**WHAT YOU SHOULD DO**
Your task is to give the data again, exactly, with every line intact.

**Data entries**

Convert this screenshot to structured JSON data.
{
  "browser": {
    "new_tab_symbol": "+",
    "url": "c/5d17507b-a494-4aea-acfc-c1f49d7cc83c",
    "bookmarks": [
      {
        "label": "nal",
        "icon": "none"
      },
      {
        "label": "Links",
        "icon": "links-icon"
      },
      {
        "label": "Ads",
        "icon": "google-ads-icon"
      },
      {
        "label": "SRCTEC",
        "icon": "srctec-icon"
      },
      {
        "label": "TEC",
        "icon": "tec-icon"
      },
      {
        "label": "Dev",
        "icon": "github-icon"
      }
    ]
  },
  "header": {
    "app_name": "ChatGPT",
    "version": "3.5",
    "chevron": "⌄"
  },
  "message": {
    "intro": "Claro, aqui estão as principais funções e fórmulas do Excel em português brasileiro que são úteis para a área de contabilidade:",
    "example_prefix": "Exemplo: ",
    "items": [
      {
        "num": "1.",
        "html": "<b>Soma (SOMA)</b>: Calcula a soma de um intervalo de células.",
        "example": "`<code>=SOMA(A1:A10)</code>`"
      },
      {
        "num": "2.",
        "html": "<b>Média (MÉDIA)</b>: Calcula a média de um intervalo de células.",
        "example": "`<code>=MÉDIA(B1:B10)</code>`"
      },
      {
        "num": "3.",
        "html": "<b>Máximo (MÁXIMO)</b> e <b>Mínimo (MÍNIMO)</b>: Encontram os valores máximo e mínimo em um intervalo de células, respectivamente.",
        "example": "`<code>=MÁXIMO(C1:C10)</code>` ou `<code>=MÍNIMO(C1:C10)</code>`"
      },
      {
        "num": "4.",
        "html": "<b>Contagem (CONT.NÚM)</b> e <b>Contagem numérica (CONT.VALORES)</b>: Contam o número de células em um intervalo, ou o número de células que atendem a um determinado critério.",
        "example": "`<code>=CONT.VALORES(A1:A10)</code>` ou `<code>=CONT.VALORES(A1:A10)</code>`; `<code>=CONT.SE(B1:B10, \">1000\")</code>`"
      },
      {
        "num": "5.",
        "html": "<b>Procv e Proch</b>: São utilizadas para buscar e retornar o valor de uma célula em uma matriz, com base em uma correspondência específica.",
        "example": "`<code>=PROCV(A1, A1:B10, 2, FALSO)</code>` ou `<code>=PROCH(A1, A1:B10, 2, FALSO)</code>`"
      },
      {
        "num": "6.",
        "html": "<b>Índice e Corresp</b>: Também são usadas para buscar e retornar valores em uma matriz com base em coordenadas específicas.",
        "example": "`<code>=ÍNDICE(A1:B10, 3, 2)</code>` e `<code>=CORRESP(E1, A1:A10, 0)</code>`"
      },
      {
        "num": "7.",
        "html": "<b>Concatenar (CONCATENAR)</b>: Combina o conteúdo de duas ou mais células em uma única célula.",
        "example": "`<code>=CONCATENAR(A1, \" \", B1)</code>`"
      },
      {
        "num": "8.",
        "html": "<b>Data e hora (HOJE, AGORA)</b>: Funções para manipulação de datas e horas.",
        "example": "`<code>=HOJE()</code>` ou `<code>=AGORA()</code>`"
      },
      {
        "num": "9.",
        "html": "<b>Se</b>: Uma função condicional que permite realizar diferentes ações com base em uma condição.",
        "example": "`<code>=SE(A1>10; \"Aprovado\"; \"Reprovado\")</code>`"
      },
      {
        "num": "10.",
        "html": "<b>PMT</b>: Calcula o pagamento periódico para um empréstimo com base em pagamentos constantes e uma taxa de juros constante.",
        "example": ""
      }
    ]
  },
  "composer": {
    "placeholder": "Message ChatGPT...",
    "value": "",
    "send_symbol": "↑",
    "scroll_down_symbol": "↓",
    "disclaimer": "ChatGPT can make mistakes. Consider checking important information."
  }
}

**WRITTEN RESPONSE**
Convert this screenshot to structured JSON data.
{
  "browser": {
    "new_tab_symbol": "+",
    "url": "c/5d17507b-a494-4aea-acfc-c1f49d7cc83c",
    "bookmarks": [
      {
        "label": "nal",
        "icon": "none"
      },
      {
        "label": "Links",
        "icon": "links-icon"
      },
      {
        "label": "Ads",
        "icon": "google-ads-icon"
      },
      {
        "label": "SRCTEC",
        "icon": "srctec-icon"
      },
      {
        "label": "TEC",
        "icon": "tec-icon"
      },
      {
        "label": "Dev",
        "icon": "github-icon"
      }
    ]
  },
  "header": {
    "app_name": "ChatGPT",
    "version": "3.5",
    "chevron": "⌄"
  },
  "message": {
    "intro": "Claro, aqui estão as principais funções e fórmulas do Excel em português brasileiro que são úteis para a área de contabilidade:",
    "example_prefix": "Exemplo: ",
    "items": [
      {
        "num": "1.",
        "html": "<b>Soma (SOMA)</b>: Calcula a soma de um intervalo de células.",
        "example": "`<code>=SOMA(A1:A10)</code>`"
      },
      {
        "num": "2.",
        "html": "<b>Média (MÉDIA)</b>: Calcula a média de um intervalo de células.",
        "example": "`<code>=MÉDIA(B1:B10)</code>`"
      },
      {
        "num": "3.",
        "html": "<b>Máximo (MÁXIMO)</b> e <b>Mínimo (MÍNIMO)</b>: Encontram os valores máximo e mínimo em um intervalo de células, respectivamente.",
        "example": "`<code>=MÁXIMO(C1:C10)</code>` ou `<code>=MÍNIMO(C1:C10)</code>`"
      },
      {
        "num": "4.",
        "html": "<b>Contagem (CONT.NÚM)</b> e <b>Contagem numérica (CONT.VALORES)</b>: Contam o número de células em um intervalo, ou o número de células que atendem a um determinado critério.",
        "example": "`<code>=CONT.VALORES(A1:A10)</code>` ou `<code>=CONT.VALORES(A1:A10)</code>`; `<code>=CONT.SE(B1:B10, \">1000\")</code>`"
      },
      {
        "num": "5.",
        "html": "<b>Procv e Proch</b>: São utilizadas para buscar e retornar o valor de uma célula em uma matriz, com base em uma correspondência específica.",
        "example": "`<code>=PROCV(A1, A1:B10, 2, FALSO)</code>` ou `<code>=PROCH(A1, A1:B10, 2, FALSO)</code>`"
      },
      {
        "num": "6.",
        "html": "<b>Índice e Corresp</b>: Também são usadas para buscar e retornar valores em uma matriz com base em coordenadas específicas.",
        "example": "`<code>=ÍNDICE(A1:B10, 3, 2)</code>` e `<code>=CORRESP(E1, A1:A10, 0)</code>`"
      },
      {
        "num": "7.",
        "html": "<b>Concatenar (CONCATENAR)</b>: Combina o conteúdo de duas ou mais células em uma única célula.",
        "example": "`<code>=CONCATENAR(A1, \" \", B1)</code>`"
      },
      {
        "num": "8.",
        "html": "<b>Data e hora (HOJE, AGORA)</b>: Funções para manipulação de datas e horas.",
        "example": "`<code>=HOJE()</code>` ou `<code>=AGORA()</code>`"
      },
      {
        "num": "9.",
        "html": "<b>Se</b>: Uma função condicional que permite realizar diferentes ações com base em uma condição.",
        "example": "`<code>=SE(A1>10; \"Aprovado\"; \"Reprovado\")</code>`"
      },
      {
        "num": "10.",
        "html": "<b>PMT</b>: Calcula o pagamento periódico para um empréstimo com base em pagamentos constantes e uma taxa de juros constante.",
        "example": ""
      }
    ]
  },
  "composer": {
    "placeholder": "Message ChatGPT...",
    "value": "",
    "send_symbol": "↑",
    "scroll_down_symbol": "↓",
    "disclaimer": "ChatGPT can make mistakes. Consider checking important information."
  }
}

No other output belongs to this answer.